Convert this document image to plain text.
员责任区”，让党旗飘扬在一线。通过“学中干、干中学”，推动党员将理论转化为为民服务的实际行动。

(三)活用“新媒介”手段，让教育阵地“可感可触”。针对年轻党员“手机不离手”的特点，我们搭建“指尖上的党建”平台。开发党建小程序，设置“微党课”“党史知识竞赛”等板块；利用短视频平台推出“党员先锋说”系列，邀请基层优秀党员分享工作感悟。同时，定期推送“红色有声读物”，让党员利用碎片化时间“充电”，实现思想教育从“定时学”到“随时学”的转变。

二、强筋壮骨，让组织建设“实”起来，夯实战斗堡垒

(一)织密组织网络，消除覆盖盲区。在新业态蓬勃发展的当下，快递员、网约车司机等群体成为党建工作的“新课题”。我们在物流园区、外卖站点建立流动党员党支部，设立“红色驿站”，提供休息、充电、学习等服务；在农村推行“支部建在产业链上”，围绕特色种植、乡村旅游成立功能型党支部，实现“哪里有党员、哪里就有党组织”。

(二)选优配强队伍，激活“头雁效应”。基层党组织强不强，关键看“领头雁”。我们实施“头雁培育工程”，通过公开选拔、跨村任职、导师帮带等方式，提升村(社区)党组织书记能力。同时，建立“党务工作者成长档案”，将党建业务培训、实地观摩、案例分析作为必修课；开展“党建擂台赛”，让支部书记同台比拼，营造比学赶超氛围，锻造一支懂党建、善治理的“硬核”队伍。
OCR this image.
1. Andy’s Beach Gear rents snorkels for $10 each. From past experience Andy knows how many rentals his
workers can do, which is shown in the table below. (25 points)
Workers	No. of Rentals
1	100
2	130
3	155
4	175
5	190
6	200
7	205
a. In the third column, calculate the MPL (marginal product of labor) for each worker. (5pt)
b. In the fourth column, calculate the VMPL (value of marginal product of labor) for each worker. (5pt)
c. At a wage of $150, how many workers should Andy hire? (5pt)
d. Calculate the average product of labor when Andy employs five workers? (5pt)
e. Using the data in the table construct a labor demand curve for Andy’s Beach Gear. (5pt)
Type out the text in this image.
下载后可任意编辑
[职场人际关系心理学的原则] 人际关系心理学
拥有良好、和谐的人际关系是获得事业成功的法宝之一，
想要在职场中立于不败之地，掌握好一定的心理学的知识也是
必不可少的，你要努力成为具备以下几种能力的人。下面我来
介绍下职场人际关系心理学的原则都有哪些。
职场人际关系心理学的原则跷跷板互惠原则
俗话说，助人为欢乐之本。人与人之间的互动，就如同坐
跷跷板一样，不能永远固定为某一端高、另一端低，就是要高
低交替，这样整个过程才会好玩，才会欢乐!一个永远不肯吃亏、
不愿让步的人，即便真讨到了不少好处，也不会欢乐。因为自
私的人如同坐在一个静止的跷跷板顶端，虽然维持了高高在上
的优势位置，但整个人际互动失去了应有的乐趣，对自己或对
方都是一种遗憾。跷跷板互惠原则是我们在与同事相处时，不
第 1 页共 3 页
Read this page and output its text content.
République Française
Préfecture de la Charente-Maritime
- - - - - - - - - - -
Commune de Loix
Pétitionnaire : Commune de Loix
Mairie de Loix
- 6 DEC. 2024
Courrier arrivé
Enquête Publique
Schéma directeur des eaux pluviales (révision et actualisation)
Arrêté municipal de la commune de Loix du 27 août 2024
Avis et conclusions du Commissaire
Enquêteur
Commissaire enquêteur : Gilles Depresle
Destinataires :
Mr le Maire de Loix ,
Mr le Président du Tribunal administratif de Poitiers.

══════════

» What is required
List all lines in the material containing the string "text".

» Task solution
Convert this document image to plain text.
Type out the text in this image.
Read this page and output its text content.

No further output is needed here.